▶ _Task material_:
[Start]

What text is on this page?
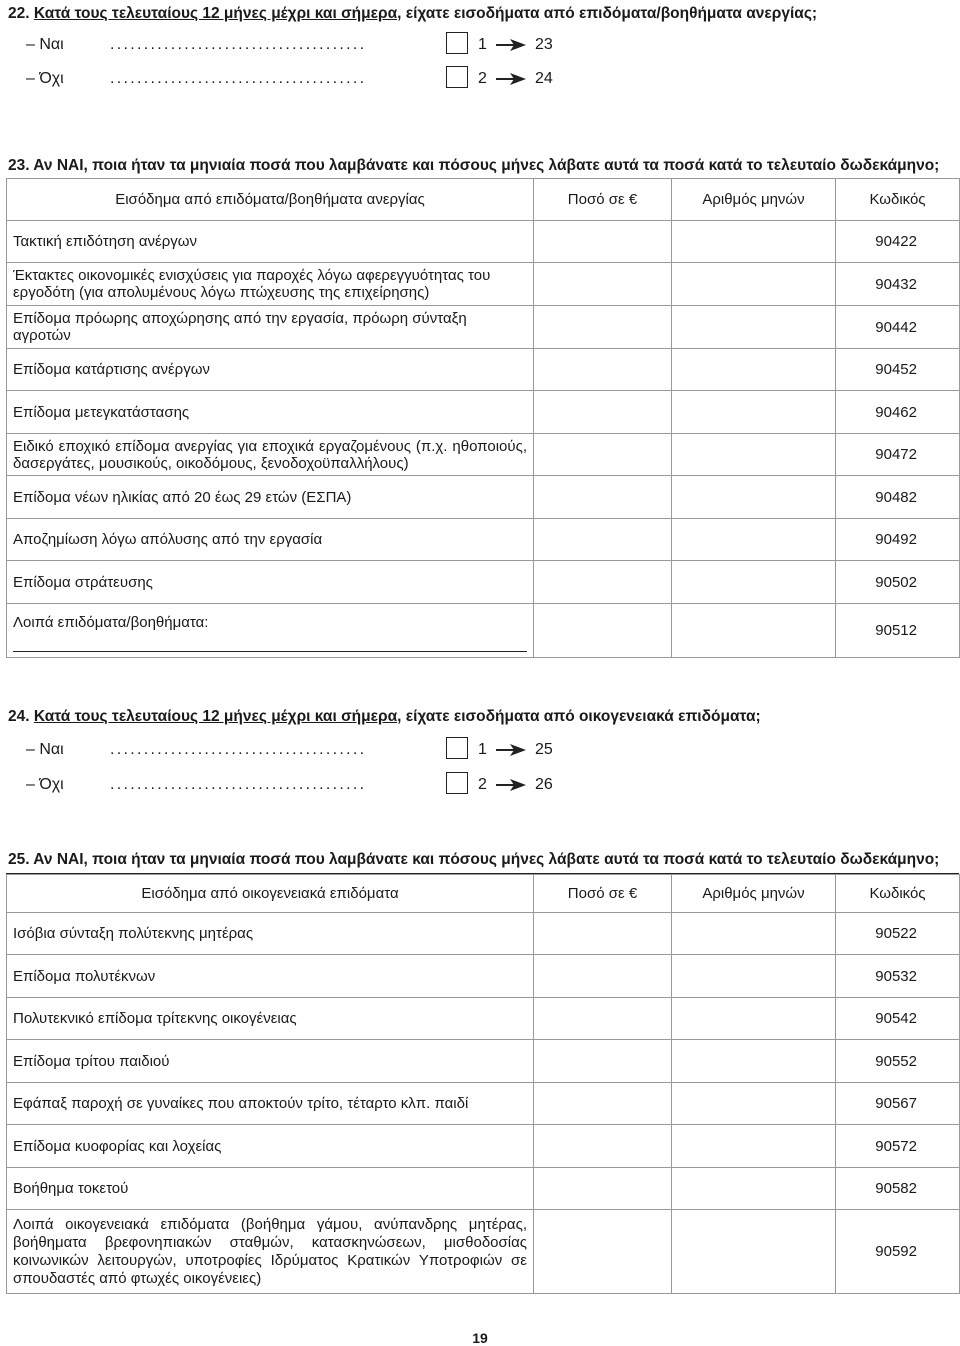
22. Κατά τους τελευταίους 12 μήνες μέχρι και σήμερα, είχατε εισοδήματα από επιδόματα/βοηθήματα ανεργίας;
– Ναι	......................................	1	23
– Όχι	......................................	2	24
23. Αν ΝΑΙ, ποια ήταν τα μηνιαία ποσά που λαμβάνατε και πόσους μήνες λάβατε αυτά τα ποσά κατά το τελευταίο δωδεκάμηνο;
Εισόδημα από επιδόματα/βοηθήματα ανεργίας	Ποσό σε €	Αριθμός μηνών	Κωδικός
Τακτική επιδότηση ανέργων			90422
Έκτακτες οικονομικές ενισχύσεις για παροχές λόγω αφερεγγυότητας του εργοδότη (για απολυμένους λόγω πτώχευσης της επιχείρησης)			90432
Επίδομα πρόωρης αποχώρησης από την εργασία, πρόωρη σύνταξη αγροτών			90442
Επίδομα κατάρτισης ανέργων			90452
Επίδομα μετεγκατάστασης			90462
Ειδικό εποχικό επίδομα ανεργίας για εποχικά εργαζομένους (π.χ. ηθοποιούς, δασεργάτες, μουσικούς, οικοδόμους, ξενοδοχοϋπαλλήλους)			90472
Επίδομα νέων ηλικίας από 20 έως 29 ετών (ΕΣΠΑ)			90482
Αποζημίωση λόγω απόλυσης από την εργασία			90492
Επίδομα στράτευσης			90502

Λοιπά επιδόματα/βοηθήματα:			90512
24. Κατά τους τελευταίους 12 μήνες μέχρι και σήμερα, είχατε εισοδήματα από οικογενειακά επιδόματα;
– Ναι	......................................	1	25
– Όχι	......................................	2	26
25. Αν ΝΑΙ, ποια ήταν τα μηνιαία ποσά που λαμβάνατε και πόσους μήνες λάβατε αυτά τα ποσά κατά το τελευταίο δωδεκάμηνο;
Εισόδημα από οικογενειακά επιδόματα	Ποσό σε €	Αριθμός μηνών	Κωδικός
Ισόβια σύνταξη πολύτεκνης μητέρας			90522
Επίδομα πολυτέκνων			90532
Πολυτεκνικό επίδομα τρίτεκνης οικογένειας			90542
Επίδομα τρίτου παιδιού			90552
Εφάπαξ παροχή σε γυναίκες που αποκτούν τρίτο, τέταρτο κλπ. παιδί			90567
Επίδομα κυοφορίας και λοχείας			90572
Βοήθημα τοκετού			90582
Λοιπά οικογενειακά επιδόματα (βοήθημα γάμου, ανύπανδρης μητέρας, βοήθηματα βρεφονηπιακών σταθμών, κατασκηνώσεων, μισθοδοσίας κοινωνικών λειτουργών, υποτροφίες Ιδρύματος Κρατικών Υποτροφιών σε σπουδαστές από φτωχές οικογένειες)			90592
19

[End]

▶ _Brief_:
Transcribe every entry word for word, but omit the pictures.

▶ _Final result_:
What text is on this page?
22. Κατά τους τελευταίους 12 μήνες μέχρι και σήμερα, είχατε εισοδήματα από επιδόματα/βοηθήματα ανεργίας;
– Ναι	......................................	1	23
– Όχι	......................................	2	24
23. Αν ΝΑΙ, ποια ήταν τα μηνιαία ποσά που λαμβάνατε και πόσους μήνες λάβατε αυτά τα ποσά κατά το τελευταίο δωδεκάμηνο;
Εισόδημα από επιδόματα/βοηθήματα ανεργίας	Ποσό σε €	Αριθμός μηνών	Κωδικός
Τακτική επιδότηση ανέργων			90422
Έκτακτες οικονομικές ενισχύσεις για παροχές λόγω αφερεγγυότητας του εργοδότη (για απολυμένους λόγω πτώχευσης της επιχείρησης)			90432
Επίδομα πρόωρης αποχώρησης από την εργασία, πρόωρη σύνταξη αγροτών			90442
Επίδομα κατάρτισης ανέργων			90452
Επίδομα μετεγκατάστασης			90462
Ειδικό εποχικό επίδομα ανεργίας για εποχικά εργαζομένους (π.χ. ηθοποιούς, δασεργάτες, μουσικούς, οικοδόμους, ξενοδοχοϋπαλλήλους)			90472
Επίδομα νέων ηλικίας από 20 έως 29 ετών (ΕΣΠΑ)			90482
Αποζημίωση λόγω απόλυσης από την εργασία			90492
Επίδομα στράτευσης			90502

Λοιπά επιδόματα/βοηθήματα:			90512
24. Κατά τους τελευταίους 12 μήνες μέχρι και σήμερα, είχατε εισοδήματα από οικογενειακά επιδόματα;
– Ναι	......................................	1	25
– Όχι	......................................	2	26
25. Αν ΝΑΙ, ποια ήταν τα μηνιαία ποσά που λαμβάνατε και πόσους μήνες λάβατε αυτά τα ποσά κατά το τελευταίο δωδεκάμηνο;
Εισόδημα από οικογενειακά επιδόματα	Ποσό σε €	Αριθμός μηνών	Κωδικός
Ισόβια σύνταξη πολύτεκνης μητέρας			90522
Επίδομα πολυτέκνων			90532
Πολυτεκνικό επίδομα τρίτεκνης οικογένειας			90542
Επίδομα τρίτου παιδιού			90552
Εφάπαξ παροχή σε γυναίκες που αποκτούν τρίτο, τέταρτο κλπ. παιδί			90567
Επίδομα κυοφορίας και λοχείας			90572
Βοήθημα τοκετού			90582
Λοιπά οικογενειακά επιδόματα (βοήθημα γάμου, ανύπανδρης μητέρας, βοήθηματα βρεφονηπιακών σταθμών, κατασκηνώσεων, μισθοδοσίας κοινωνικών λειτουργών, υποτροφίες Ιδρύματος Κρατικών Υποτροφιών σε σπουδαστές από φτωχές οικογένειες)			90592
19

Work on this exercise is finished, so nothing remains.